* _Supplied passage_
---+---

Friday Facts: June 1, 2012

It’s Friday! 
– June 27 Policy Briefing Luncheon: Register now for “The Road to Freedom,”  a noon Policy Briefing Luncheon at Cobb County’s Georgian Club with Arthur Brooks,president of the American Enterprise Institute, focusing on his new book, “The Road to Freedom: How to Win the Fight for Free Enterprise.” The registration fee of $50 includes a copy of the book. For information and to register, go to

Quotes of note
– “When I work harder or longer hours in the free-enterprise system, I am generally paid more than if I work less in the same job. Investments in my education translate into market rewards. Clever ideas usually garner more rewards than bad ones, as judged not by a politburo, but by citizens in the marketplace. True fairness makes free enterprise not just an economic alternative. It makes it a moral imperative.” – Arthur Brooks, “The Road to Freedom”
– “Intellect is not wisdom.” – Thomas Sowell
– “The Constitution is not an instrument for the government to restrain the people, it is an instrument for the people to restrain the government – lest it come to dominate our lives and interests.”– Patrick Henry
– Edufact: Did you know that about 10 percent of the nation’s public high schools produce 40 percent of the nation’s dropouts? That is, 1,617 of the nation’s 16,077 high schools are such “dropout factories.” The picture is far worse in Georgia: 110 of the state’s 383 high schools are “dropout factories.” That’s 29 percent – or more than one in four Georgia high schools! Source: Alliance for Excellent Education
– Education makes economic sense: In 2010, young adults ages 25–34 with a bachelor’s degree earned 114 percent more than young adults without a high school diploma or its equivalent, 50 percent more than young adult high school completers, and 22 percent more than young adults with an associate’s degree. Source: The Condition of Education 2012
 Solutions for HOPE: Scholarship reductions, means testing, gambling, etc. … Instead of focusing on more revenue for HOPE, Georgia should focus on how to lower tuition costs and enhance access to higher education. Higher Education’s “online revolution,” described in this week’s Wall Street Journal, offers great opportunities, and Georgia’s technical colleges and the University System are making progress already. Other cost-effective solutions include the Move On When Ready concept, about which the Foundation published a commentary in 2011, and early college programs for high school students, such as Dougherty County’s.

 T-SPLOST reminder: If you missed coverage of the study the Foundation released last week analyzing the July 31 Transportation sales tax referendum, you can view the event video
– Government oversight: In its largest single crackdown, the Federal Motor Carrier Safety Administration on Thursday announced the shutdown of 26 bus operations as “imminent hazards to public safety” and ordered 10 individual bus company owners, managers and employees to cease operations. American Bus Association President/CEO Peter Pantuso praised the move, which followed a yearlong investigation after several bus wrecks.

---+---

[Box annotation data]
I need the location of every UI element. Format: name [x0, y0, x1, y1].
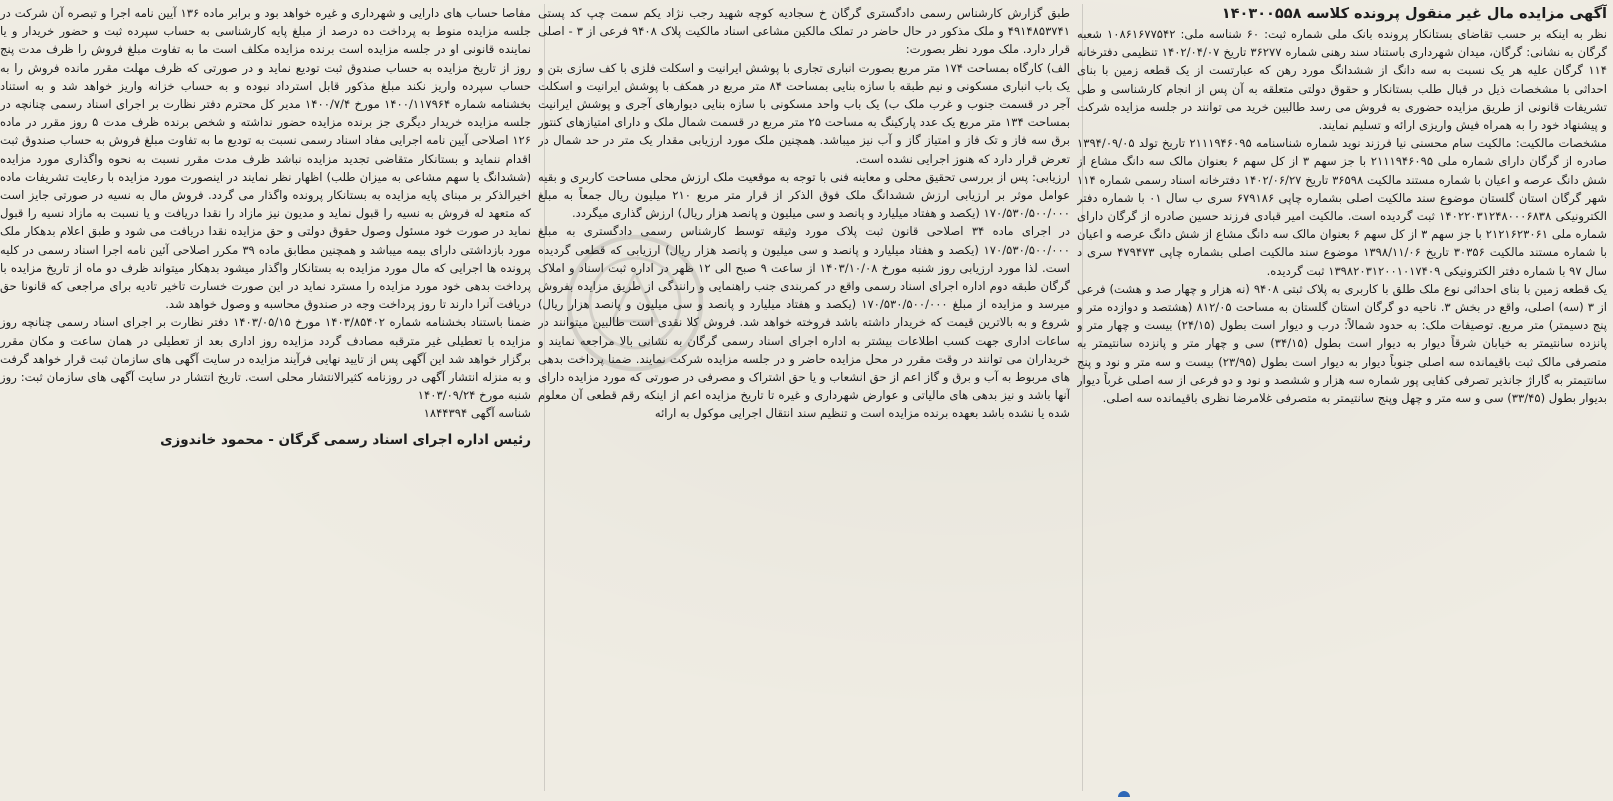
blue-logo-icon	[1118, 791, 1130, 797]
payment-rules-paragraph: مفاصا حساب های دارایی و شهرداری و غیره خواهد بود و برابر ماده ۱۳۶ آیین نامه اجرا و تبصره آن شرکت در جلسه مزایده منوط به پرداخت ده درصد از مبلغ پایه کارشناسی به حساب سپرده ثبت و حضور خریدار و یا نماینده قانونی او در جلسه مزایده است برنده مزایده مکلف است ما به تفاوت مبلغ فروش را ظرف مدت پنج روز از تاریخ مزایده به حساب صندوق ثبت تودیع نماید و در صورتی که ظرف مهلت مقرر مانده فروش را به حساب سپرده واریز نکند مبلغ مذکور قابل استرداد نبوده و به حساب خزانه واریز خواهد شد و به استناد بخشنامه شماره ۱۴۰۰/۱۱۷۹۶۴ مورخ ۱۴۰۰/۷/۴ مدیر کل محترم دفتر نظارت بر اجرای اسناد رسمی چنانچه در جلسه مزایده خریدار دیگری جز برنده مزایده حضور نداشته و شخص برنده ظرف مدت ۵ روز مقرر در ماده ۱۲۶ اصلاحی آیین نامه اجرایی مفاد اسناد رسمی نسبت به تودیع ما به تفاوت مبلغ فروش به حساب صندوق ثبت اقدام ننماید و بستانکار متقاضی تجدید مزایده نباشد ظرف مدت مقرر نسبت به نحوه واگذاری مورد مزایده (ششدانگ یا سهم مشاعی به میزان طلب) اظهار نظر نمایند در اینصورت مورد مزایده با رعایت تشریفات ماده اخیرالذکر بر مبنای پایه مزایده به بستانکار پرونده واگذار می گردد. فروش مال به نسیه در صورتی جایز است که متعهد له فروش به نسیه را قبول نماید و مدیون نیز مازاد را نقدا دریافت و یا نسبت به مازاد نسیه را قبول نماید در صورت خود مسئول وصول حقوق دولتی و حق مزایده نقدا دریافت می شود و طبق اعلام بدهکار ملک مورد بازداشتی دارای بیمه میباشد و همچنین مطابق ماده ۳۹ مکرر اصلاحی آئین نامه اجرا اسناد رسمی در کلیه پرونده ها اجرایی که مال مورد مزایده به بستانکار واگذار میشود بدهکار میتواند ظرف دو ماه از تاریخ مزایده با پرداخت بدهی خود مورد مزایده را مسترد نماید در این صورت خسارت تاخیر تادیه برای مراجعی که قانونا حق دریافت آنرا دارند تا روز پرداخت وجه در صندوق محاسبه و وصول خواهد شد.	[0, 6, 531, 312]
expert-report-paragraph: طبق گزارش کارشناس رسمی دادگستری گرگان خ سجادیه کوچه شهید رجب نژاد یکم سمت چپ کد پستی ۴۹۱۴۸۵۳۷۴۱ و ملک مذکور در حال حاضر در تملک مالکین مشاعی اسناد مالکیت پلاک ۹۴۰۸ فرعی از ۳ - اصلی قرار دارد. ملک مورد نظر بصورت:	[538, 6, 1070, 57]
column-divider	[544, 4, 545, 791]
notice-id: شناسه آگهی ۱۸۴۴۳۹۴	[423, 406, 531, 421]
notice-intro-paragraph: نظر به اینکه بر حسب تقاضای بستانکار پرونده بانک ملی شماره ثبت: ۶۰ شناسه ملی: ۱۰۸۶۱۶۷۷۵۴۲ شعبه گرگان به نشانی: گرگان، میدان شهرداری باستناد سند رهنی شماره ۳۶۲۷۷ تاریخ ۱۴۰۲/۰۴/۰۷ تنظیمی دفترخانه ۱۱۴ گرگان علیه هر یک نسبت به سه دانگ از ششدانگ مورد رهن که عبارتست از یک قطعه زمین با بنای احداثی با مشخصات ذیل در قبال طلب بستانکار و حقوق دولتی متعلقه به آن پس از انجام کارشناسی و طی تشریفات قانونی از طریق مزایده حضوری به فروش می رسد طالبین خرید می توانند در جلسه مزایده شرکت و پیشنهاد خود را به همراه فیش واریزی ارائه و تسلیم نمایند.	[1077, 27, 1607, 133]
valuation-paragraph: ارزیابی: پس از بررسی تحقیق محلی و معاینه فنی با توجه به موقعیت ملک ارزش محلی مساحت کاربری و بقیه عوامل موثر بر ارزیابی ارزش ششدانگ ملک فوق الذکر از قرار متر مربع ۲۱۰ میلیون ریال جمعاً به مبلغ ۱۷۰/۵۳۰/۵۰۰/۰۰۰ (یکصد و هفتاد میلیارد و پانصد و سی میلیون و پانصد هزار ریال) ارزش گذاری میگردد.	[538, 169, 1070, 221]
property-description-paragraph: یک قطعه زمین با بنای احداثی نوع ملک طلق با کاربری به پلاک ثبتی ۹۴۰۸ (نه هزار و چهار صد و هشت) فرعی از ۳ (سه) اصلی، واقع در بخش ۳. ناحیه دو گرگان استان گلستان به مساحت ۸۱۲/۰۵ (هشتصد و دوازده متر و پنج دسیمتر) متر مربع. توصیفات ملک: به حدود شمالاً: درب و دیوار است بطول (۲۴/۱۵) بیست و چهار متر و پانزده سانتیمتر به خیابان شرقاً دیوار به دیوار است بطول (۳۴/۱۵) سی و چهار متر و پانزده سانتیمتر به متصرفی مالک ثبت باقیمانده سه اصلی جنوباً دیوار به دیوار است بطول (۲۳/۹۵) بیست و سه متر و نود و پنج سانتیمتر به گاراژ جانذیر تصرفی کفایی پور شماره سه هزار و ششصد و نود و دو فرعی از سه اصلی غرباً دیوار بدیوار بطول (۳۳/۴۵) سی و سه متر و چهل وپنج سانتیمتر به متصرفی غلامرضا نظری باقیمانده سه اصلی.	[1077, 281, 1607, 406]
notice-column-left	[0, 4, 531, 795]
ownership-details-paragraph: مشخصات مالکیت: مالکیت سام محسنی نیا فرزند نوید شماره شناسنامه ۲۱۱۱۹۴۶۰۹۵ تاریخ تولد ۱۳۹۴/۰۹/۰۵ صادره از گرگان دارای شماره ملی ۲۱۱۱۹۴۶۰۹۵ با جز سهم ۳ از کل سهم ۶ بعنوان مالک سه دانگ مشاع از شش دانگ عرصه و اعیان با شماره مستند مالکیت ۳۶۵۹۸ تاریخ ۱۴۰۲/۰۶/۲۷ دفترخانه اسناد رسمی شماره ۱۱۴ شهر گرگان استان گلستان موضوع سند مالکیت اصلی بشماره چاپی ۶۷۹۱۸۶ سری ب سال ۰۱ با شماره دفتر الکترونیکی ۱۴۰۲۲۰۳۱۲۴۸۰۰۰۶۸۳۸ ثبت گردیده است. مالکیت امیر قبادی فرزند حسین صادره از گرگان دارای شماره ملی ۲۱۲۱۶۲۳۰۶۱ با جز سهم ۳ از کل سهم ۶ بعنوان مالک سه دانگ مشاع از شش دانگ عرصه و اعیان با شماره مستند مالکیت ۳۰۳۵۶ تاریخ ۱۳۹۸/۱۱/۰۶ موضوع سند مالکیت اصلی بشماره چاپی ۴۷۹۴۷۳ سری د سال ۹۷ با شماره دفتر الکترونیکی ۱۳۹۸۲۰۳۱۲۰۰۱۰۱۷۴۰۹ ثبت گردیده.	[1077, 136, 1607, 278]
notice-column-middle	[538, 4, 1070, 795]
notice-title: آگهی مزایده مال غیر منقول پرونده کلاسه ۱۴۰۳۰۰۵۵۸	[1221, 6, 1607, 22]
notice-signature: رئیس اداره اجرای اسناد رسمی گرگان - محمود خاندوزی	[160, 431, 531, 448]
auction-terms-paragraph: در اجرای ماده ۳۴ اصلاحی قانون ثبت پلاک مورد وثیقه توسط کارشناس رسمی دادگستری به مبلغ ۱۷۰/۵۳۰/۵۰۰/۰۰۰ (یکصد و هفتاد میلیارد و پانصد و سی میلیون و پانصد هزار ریال) ارزیابی که قطعی گردیده است. لذا مورد ارزیابی روز شنبه مورخ ۱۴۰۳/۱۰/۰۸ از ساعت ۹ صبح الی ۱۲ ظهر در اداره ثبت اسناد و املاک گرگان طبقه دوم اداره اجرای اسناد رسمی واقع در کمربندی جنب راهنمایی و رانندگی از طریق مزایده بفروش میرسد و مزایده از مبلغ ۱۷۰/۵۳۰/۵۰۰/۰۰۰ (یکصد و هفتاد میلیارد و پانصد و سی میلیون و پانصد هزار ریال) شروع و به بالاترین قیمت که خریدار داشته باشد فروخته خواهد شد. فروش کلا نقدی است طالبین میتوانند در ساعات اداری جهت کسب اطلاعات بیشتر به اداره اجرای اسناد رسمی گرگان به نشانی بالا مراجعه نمایند و خریداران می توانند در وقت مقرر در محل مزایده حاضر و در جلسه مزایده شرکت نمایند. ضمنا پرداخت بدهی های مربوط به آب و برق و گاز اعم از حق انشعاب و یا حق اشتراک و مصرفی در صورتی که مورد مزایده دارای آنها باشد و نیز بدهی های مالیاتی و عوارض شهرداری و غیره تا تاریخ مزایده اعم از اینکه رقم قطعی آن معلوم شده یا نشده باشد بعهده برنده مزایده است و تنظیم سند انتقال اجرایی موکول به ارائه	[538, 224, 1070, 421]
building-description-paragraph: الف) کارگاه بمساحت ۱۷۴ متر مربع بصورت انباری تجاری با پوشش ایرانیت و اسکلت فلزی با کف سازی بتن و یک باب انباری مسکونی و نیم طبقه با سازه بنایی بمساحت ۸۴ متر مربع در همکف با پوشش ایرانیت و اسکلت آجر در قسمت جنوب و غرب ملک ب) یک باب واحد مسکونی با سازه بنایی دیوارهای آجری و پوشش ایرانیت بمساحت ۱۳۴ متر مربع یک عدد پارکینگ به مساحت ۲۵ متر مربع در قسمت شمال ملک و دارای امتیازهای کنتور برق سه فاز و تک فاز و امتیاز گاز و آب نیز میباشد. همچنین ملک مورد ارزیابی مقدار یک متر در حد شمال در تعرض قرار دارد که هنوز اجرایی نشده است.	[538, 60, 1070, 166]
holiday-circular-paragraph: ضمنا باستناد بخشنامه شماره ۱۴۰۳/۸۵۴۰۲ مورخ ۱۴۰۳/۰۵/۱۵ دفتر نظارت بر اجرای اسناد رسمی چنانچه روز مزایده با تعطیلی غیر مترقبه مصادف گردد مزایده روز اداری بعد از تعطیلی در همان ساعت و مکان مقرر برگزار خواهد شد این آگهی پس از تایید نهایی فرآیند مزایده در سایت آگهی های سازمان ثبت قرار خواهد گرفت و به منزله انتشار آگهی در روزنامه کثیرالانتشار محلی است. تاریخ انتشار در سایت آگهی های سازمان ثبت: روز شنبه مورخ ۱۴۰۳/۰۹/۲۴	[0, 315, 531, 403]
notice-column-right	[1077, 4, 1607, 795]
column-divider	[1082, 4, 1083, 791]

---+---

* _Task_
According to the June 1, 2012 Friday Facts, how many of Georgia's high schools are "dropout factories"?

* _Output for this exercise_
110 of the state's 383 high schools, or 29 percent.